Task brief — Can you retype every record below exactly as written?

Records for this exercise —
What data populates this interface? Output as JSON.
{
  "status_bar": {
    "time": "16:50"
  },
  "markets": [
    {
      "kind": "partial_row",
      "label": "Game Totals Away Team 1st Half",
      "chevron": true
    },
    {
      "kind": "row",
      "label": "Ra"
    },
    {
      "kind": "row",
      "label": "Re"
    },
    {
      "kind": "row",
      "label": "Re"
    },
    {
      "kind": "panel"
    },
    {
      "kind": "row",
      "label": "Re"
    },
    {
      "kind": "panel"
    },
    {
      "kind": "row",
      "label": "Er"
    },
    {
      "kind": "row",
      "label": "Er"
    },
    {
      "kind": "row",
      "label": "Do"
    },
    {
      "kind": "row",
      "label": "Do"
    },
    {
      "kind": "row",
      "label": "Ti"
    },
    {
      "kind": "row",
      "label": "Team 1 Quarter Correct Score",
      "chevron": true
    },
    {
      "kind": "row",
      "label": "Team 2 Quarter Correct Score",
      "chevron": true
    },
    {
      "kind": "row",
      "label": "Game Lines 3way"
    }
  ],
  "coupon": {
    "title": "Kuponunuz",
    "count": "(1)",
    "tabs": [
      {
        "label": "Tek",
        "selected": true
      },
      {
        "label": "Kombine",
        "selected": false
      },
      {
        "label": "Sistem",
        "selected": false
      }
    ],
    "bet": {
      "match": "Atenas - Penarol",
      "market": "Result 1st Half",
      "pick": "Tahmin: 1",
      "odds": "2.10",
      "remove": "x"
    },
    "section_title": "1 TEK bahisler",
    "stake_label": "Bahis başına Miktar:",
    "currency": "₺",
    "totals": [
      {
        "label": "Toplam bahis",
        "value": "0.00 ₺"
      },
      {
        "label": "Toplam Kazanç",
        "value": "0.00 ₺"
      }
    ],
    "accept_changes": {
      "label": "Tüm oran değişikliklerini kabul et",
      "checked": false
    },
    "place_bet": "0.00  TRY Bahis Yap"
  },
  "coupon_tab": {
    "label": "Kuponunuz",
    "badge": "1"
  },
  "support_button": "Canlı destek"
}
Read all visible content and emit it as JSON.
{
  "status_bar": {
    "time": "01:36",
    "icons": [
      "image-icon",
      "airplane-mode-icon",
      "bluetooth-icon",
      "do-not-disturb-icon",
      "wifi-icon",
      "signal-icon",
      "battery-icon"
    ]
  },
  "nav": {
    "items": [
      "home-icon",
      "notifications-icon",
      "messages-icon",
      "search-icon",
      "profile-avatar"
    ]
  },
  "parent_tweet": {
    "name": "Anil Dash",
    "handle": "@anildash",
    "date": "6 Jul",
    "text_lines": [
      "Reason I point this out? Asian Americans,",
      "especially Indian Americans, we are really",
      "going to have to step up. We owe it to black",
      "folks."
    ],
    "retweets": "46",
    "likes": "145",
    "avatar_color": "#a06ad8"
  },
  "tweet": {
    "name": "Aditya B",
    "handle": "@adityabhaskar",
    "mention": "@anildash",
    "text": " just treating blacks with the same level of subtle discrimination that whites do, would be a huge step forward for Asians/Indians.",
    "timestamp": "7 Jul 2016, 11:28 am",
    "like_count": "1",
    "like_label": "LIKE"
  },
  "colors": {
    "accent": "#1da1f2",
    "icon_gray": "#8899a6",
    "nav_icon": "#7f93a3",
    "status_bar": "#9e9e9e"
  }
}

Task response —
What data populates this interface? Output as JSON.
{
  "status_bar": {
    "time": "16:50"
  },
  "markets": [
    {
      "kind": "partial_row",
      "label": "Game Totals Away Team 1st Half",
      "chevron": true
    },
    {
      "kind": "row",
      "label": "Ra"
    },
    {
      "kind": "row",
      "label": "Re"
    },
    {
      "kind": "row",
      "label": "Re"
    },
    {
      "kind": "panel"
    },
    {
      "kind": "row",
      "label": "Re"
    },
    {
      "kind": "panel"
    },
    {
      "kind": "row",
      "label": "Er"
    },
    {
      "kind": "row",
      "label": "Er"
    },
    {
      "kind": "row",
      "label": "Do"
    },
    {
      "kind": "row",
      "label": "Do"
    },
    {
      "kind": "row",
      "label": "Ti"
    },
    {
      "kind": "row",
      "label": "Team 1 Quarter Correct Score",
      "chevron": true
    },
    {
      "kind": "row",
      "label": "Team 2 Quarter Correct Score",
      "chevron": true
    },
    {
      "kind": "row",
      "label": "Game Lines 3way"
    }
  ],
  "coupon": {
    "title": "Kuponunuz",
    "count": "(1)",
    "tabs": [
      {
        "label": "Tek",
        "selected": true
      },
      {
        "label": "Kombine",
        "selected": false
      },
      {
        "label": "Sistem",
        "selected": false
      }
    ],
    "bet": {
      "match": "Atenas - Penarol",
      "market": "Result 1st Half",
      "pick": "Tahmin: 1",
      "odds": "2.10",
      "remove": "x"
    },
    "section_title": "1 TEK bahisler",
    "stake_label": "Bahis başına Miktar:",
    "currency": "₺",
    "totals": [
      {
        "label": "Toplam bahis",
        "value": "0.00 ₺"
      },
      {
        "label": "Toplam Kazanç",
        "value": "0.00 ₺"
      }
    ],
    "accept_changes": {
      "label": "Tüm oran değişikliklerini kabul et",
      "checked": false
    },
    "place_bet": "0.00  TRY Bahis Yap"
  },
  "coupon_tab": {
    "label": "Kuponunuz",
    "badge": "1"
  },
  "support_button": "Canlı destek"
}
Read all visible content and emit it as JSON.
{
  "status_bar": {
    "time": "01:36",
    "icons": [
      "image-icon",
      "airplane-mode-icon",
      "bluetooth-icon",
      "do-not-disturb-icon",
      "wifi-icon",
      "signal-icon",
      "battery-icon"
    ]
  },
  "nav": {
    "items": [
      "home-icon",
      "notifications-icon",
      "messages-icon",
      "search-icon",
      "profile-avatar"
    ]
  },
  "parent_tweet": {
    "name": "Anil Dash",
    "handle": "@anildash",
    "date": "6 Jul",
    "text_lines": [
      "Reason I point this out? Asian Americans,",
      "especially Indian Americans, we are really",
      "going to have to step up. We owe it to black",
      "folks."
    ],
    "retweets": "46",
    "likes": "145",
    "avatar_color": "#a06ad8"
  },
  "tweet": {
    "name": "Aditya B",
    "handle": "@adityabhaskar",
    "mention": "@anildash",
    "text": " just treating blacks with the same level of subtle discrimination that whites do, would be a huge step forward for Asians/Indians.",
    "timestamp": "7 Jul 2016, 11:28 am",
    "like_count": "1",
    "like_label": "LIKE"
  },
  "colors": {
    "accent": "#1da1f2",
    "icon_gray": "#8899a6",
    "nav_icon": "#7f93a3",
    "status_bar": "#9e9e9e"
  }
}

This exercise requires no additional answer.